- WHAT THE TASK REQUIRES:
Below are some records. Pull every line that contains the word "atau".

- ENTRIES PROVIDED:

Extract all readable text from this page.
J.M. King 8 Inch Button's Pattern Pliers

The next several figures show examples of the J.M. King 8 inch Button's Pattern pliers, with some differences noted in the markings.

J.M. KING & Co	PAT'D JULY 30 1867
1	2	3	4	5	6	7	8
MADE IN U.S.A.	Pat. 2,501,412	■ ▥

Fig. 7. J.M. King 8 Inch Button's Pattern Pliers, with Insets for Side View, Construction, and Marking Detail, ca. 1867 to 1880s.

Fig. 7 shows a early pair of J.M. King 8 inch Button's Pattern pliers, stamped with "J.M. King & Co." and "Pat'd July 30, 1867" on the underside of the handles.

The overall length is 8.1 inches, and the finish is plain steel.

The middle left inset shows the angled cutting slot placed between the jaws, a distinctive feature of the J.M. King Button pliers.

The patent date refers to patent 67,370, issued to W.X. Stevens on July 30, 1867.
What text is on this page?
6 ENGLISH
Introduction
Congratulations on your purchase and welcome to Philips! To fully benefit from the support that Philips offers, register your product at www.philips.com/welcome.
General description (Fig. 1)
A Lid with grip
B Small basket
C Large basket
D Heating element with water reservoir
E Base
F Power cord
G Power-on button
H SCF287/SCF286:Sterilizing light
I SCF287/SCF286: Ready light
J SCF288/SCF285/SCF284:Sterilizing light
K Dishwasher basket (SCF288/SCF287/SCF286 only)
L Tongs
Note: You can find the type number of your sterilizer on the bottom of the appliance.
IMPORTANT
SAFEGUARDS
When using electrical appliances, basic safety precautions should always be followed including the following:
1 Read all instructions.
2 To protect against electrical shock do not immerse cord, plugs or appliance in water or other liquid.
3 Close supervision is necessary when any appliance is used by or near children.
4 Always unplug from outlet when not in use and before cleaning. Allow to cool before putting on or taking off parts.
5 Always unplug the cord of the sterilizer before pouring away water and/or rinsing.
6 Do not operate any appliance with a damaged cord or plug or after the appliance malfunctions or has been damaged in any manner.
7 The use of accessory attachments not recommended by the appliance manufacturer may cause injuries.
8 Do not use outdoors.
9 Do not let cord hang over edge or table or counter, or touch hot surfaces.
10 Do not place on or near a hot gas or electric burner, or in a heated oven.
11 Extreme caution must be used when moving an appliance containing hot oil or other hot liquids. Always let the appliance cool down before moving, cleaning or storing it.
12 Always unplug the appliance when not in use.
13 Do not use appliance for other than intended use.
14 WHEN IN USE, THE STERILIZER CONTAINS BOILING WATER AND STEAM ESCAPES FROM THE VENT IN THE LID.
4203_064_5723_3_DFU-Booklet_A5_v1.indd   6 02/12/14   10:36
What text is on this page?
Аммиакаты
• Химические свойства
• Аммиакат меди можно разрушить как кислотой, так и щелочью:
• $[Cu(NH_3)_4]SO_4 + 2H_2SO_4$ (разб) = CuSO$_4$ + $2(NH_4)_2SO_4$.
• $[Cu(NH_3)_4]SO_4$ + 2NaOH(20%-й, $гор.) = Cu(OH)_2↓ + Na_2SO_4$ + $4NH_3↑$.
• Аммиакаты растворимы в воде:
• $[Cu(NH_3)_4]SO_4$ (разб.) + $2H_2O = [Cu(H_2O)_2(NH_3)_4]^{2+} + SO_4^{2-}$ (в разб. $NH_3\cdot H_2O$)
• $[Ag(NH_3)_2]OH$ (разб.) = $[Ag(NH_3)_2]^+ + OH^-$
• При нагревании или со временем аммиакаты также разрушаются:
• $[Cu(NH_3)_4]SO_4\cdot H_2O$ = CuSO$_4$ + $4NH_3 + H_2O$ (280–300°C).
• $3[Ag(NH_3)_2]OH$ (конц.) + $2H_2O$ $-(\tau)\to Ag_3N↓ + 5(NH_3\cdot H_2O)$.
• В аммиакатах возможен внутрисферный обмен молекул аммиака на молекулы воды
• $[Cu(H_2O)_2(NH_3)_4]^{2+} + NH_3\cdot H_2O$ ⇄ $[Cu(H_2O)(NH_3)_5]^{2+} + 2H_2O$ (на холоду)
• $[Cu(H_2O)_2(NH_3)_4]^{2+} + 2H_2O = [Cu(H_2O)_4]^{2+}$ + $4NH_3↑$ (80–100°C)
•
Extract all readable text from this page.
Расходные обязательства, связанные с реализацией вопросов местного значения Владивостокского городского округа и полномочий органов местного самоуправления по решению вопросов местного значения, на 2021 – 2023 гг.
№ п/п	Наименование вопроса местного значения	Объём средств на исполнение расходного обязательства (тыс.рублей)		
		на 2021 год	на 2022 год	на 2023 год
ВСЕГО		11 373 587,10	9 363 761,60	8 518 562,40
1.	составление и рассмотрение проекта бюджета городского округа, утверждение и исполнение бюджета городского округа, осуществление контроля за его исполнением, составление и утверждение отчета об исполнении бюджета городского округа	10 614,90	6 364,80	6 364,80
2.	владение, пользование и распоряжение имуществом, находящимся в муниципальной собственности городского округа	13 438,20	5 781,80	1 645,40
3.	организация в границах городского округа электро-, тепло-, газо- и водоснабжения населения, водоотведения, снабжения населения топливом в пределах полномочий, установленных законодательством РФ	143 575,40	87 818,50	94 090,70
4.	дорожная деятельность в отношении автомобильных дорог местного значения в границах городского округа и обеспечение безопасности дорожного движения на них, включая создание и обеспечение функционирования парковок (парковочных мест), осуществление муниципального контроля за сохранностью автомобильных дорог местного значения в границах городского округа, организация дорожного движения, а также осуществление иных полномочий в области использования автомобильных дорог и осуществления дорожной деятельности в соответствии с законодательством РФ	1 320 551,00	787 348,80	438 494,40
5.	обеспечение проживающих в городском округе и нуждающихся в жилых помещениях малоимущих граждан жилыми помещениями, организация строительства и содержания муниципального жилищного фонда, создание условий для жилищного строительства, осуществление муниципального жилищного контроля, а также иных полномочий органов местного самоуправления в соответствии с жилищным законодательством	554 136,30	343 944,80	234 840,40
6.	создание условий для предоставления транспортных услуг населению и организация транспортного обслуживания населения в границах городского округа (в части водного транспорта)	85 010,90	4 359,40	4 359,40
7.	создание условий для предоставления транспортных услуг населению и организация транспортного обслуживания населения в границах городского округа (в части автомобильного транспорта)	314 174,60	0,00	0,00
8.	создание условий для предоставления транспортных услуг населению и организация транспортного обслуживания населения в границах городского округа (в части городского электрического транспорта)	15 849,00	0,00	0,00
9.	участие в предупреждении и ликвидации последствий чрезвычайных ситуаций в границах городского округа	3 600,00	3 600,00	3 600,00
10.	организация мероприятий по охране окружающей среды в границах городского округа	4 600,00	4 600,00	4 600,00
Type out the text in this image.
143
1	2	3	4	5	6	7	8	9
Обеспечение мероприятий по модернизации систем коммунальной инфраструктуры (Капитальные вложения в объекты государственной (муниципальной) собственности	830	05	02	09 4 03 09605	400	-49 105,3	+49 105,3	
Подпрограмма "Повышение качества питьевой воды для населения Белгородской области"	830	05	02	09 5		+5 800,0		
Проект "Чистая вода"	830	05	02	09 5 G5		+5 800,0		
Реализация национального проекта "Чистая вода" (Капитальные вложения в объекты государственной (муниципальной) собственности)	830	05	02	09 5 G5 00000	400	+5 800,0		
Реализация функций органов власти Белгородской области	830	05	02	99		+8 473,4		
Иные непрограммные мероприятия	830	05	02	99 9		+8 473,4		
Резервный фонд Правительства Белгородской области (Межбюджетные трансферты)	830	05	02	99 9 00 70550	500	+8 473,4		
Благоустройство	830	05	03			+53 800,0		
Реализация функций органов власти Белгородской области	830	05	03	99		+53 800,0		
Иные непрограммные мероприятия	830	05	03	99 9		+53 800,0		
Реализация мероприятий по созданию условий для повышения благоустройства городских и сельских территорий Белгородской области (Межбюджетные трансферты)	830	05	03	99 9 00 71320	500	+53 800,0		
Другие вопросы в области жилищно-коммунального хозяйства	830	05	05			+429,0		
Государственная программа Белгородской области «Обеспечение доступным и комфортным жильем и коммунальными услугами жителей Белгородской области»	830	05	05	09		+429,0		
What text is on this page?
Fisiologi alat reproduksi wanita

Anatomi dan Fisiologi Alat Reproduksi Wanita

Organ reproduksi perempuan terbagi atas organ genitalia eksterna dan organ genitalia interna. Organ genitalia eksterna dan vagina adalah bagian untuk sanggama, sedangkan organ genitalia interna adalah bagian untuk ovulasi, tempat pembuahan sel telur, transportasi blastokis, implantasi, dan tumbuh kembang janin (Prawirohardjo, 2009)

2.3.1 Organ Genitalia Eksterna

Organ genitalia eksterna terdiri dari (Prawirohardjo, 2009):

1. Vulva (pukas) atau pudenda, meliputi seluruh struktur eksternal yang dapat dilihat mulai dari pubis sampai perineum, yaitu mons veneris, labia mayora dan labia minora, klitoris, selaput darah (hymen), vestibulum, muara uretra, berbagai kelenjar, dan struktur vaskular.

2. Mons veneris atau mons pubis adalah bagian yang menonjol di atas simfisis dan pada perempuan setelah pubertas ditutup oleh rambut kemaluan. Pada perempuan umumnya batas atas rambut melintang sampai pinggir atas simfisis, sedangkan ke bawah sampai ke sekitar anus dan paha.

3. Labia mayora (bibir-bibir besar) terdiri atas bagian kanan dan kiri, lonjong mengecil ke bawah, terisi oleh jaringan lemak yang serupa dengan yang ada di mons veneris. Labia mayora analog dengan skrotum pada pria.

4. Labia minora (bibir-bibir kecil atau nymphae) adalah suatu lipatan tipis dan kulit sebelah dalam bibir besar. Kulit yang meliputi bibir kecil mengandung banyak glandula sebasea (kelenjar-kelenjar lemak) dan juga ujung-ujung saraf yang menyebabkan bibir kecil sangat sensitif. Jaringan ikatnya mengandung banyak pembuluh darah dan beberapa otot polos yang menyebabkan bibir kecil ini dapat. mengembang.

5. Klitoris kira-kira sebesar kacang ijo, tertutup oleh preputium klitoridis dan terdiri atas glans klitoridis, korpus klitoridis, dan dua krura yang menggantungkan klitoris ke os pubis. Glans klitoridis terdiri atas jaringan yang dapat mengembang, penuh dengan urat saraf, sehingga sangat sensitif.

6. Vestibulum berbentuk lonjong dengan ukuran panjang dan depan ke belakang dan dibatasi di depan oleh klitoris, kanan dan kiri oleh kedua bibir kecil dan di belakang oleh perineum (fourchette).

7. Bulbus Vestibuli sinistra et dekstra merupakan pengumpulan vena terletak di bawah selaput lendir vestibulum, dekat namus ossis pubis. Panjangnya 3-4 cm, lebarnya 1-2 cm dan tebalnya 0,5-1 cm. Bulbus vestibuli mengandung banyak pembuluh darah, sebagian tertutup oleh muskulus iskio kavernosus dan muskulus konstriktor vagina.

- EXERCISE RESPONSE:
1. Vulva (pukas) atau pudenda, meliputi seluruh struktur eksternal yang dapat dilihat mulai dari pubis sampai perineum, yaitu mons veneris, labia mayora dan labia minora, klitoris, selaput darah (hymen), vestibulum, muara uretra, berbagai kelenjar, dan struktur vaskular.
2. Mons veneris atau mons pubis adalah bagian yang menonjol di atas simfisis dan pada perempuan setelah pubertas ditutup oleh rambut kemaluan. Pada perempuan umumnya batas atas rambut melintang sampai pinggir atas simfisis, sedangkan ke bawah sampai ke sekitar anus dan paha.
4. Labia minora (bibir-bibir kecil atau nymphae) adalah suatu lipatan tipis dan kulit sebelah dalam bibir besar. Kulit yang meliputi bibir kecil mengandung banyak glandula sebasea (kelenjar-kelenjar lemak) dan juga ujung-ujung saraf yang menyebabkan bibir kecil sangat sensitif. Jaringan ikatnya mengandung banyak pembuluh darah dan beberapa otot polos yang menyebabkan bibir kecil ini dapat. mengembang.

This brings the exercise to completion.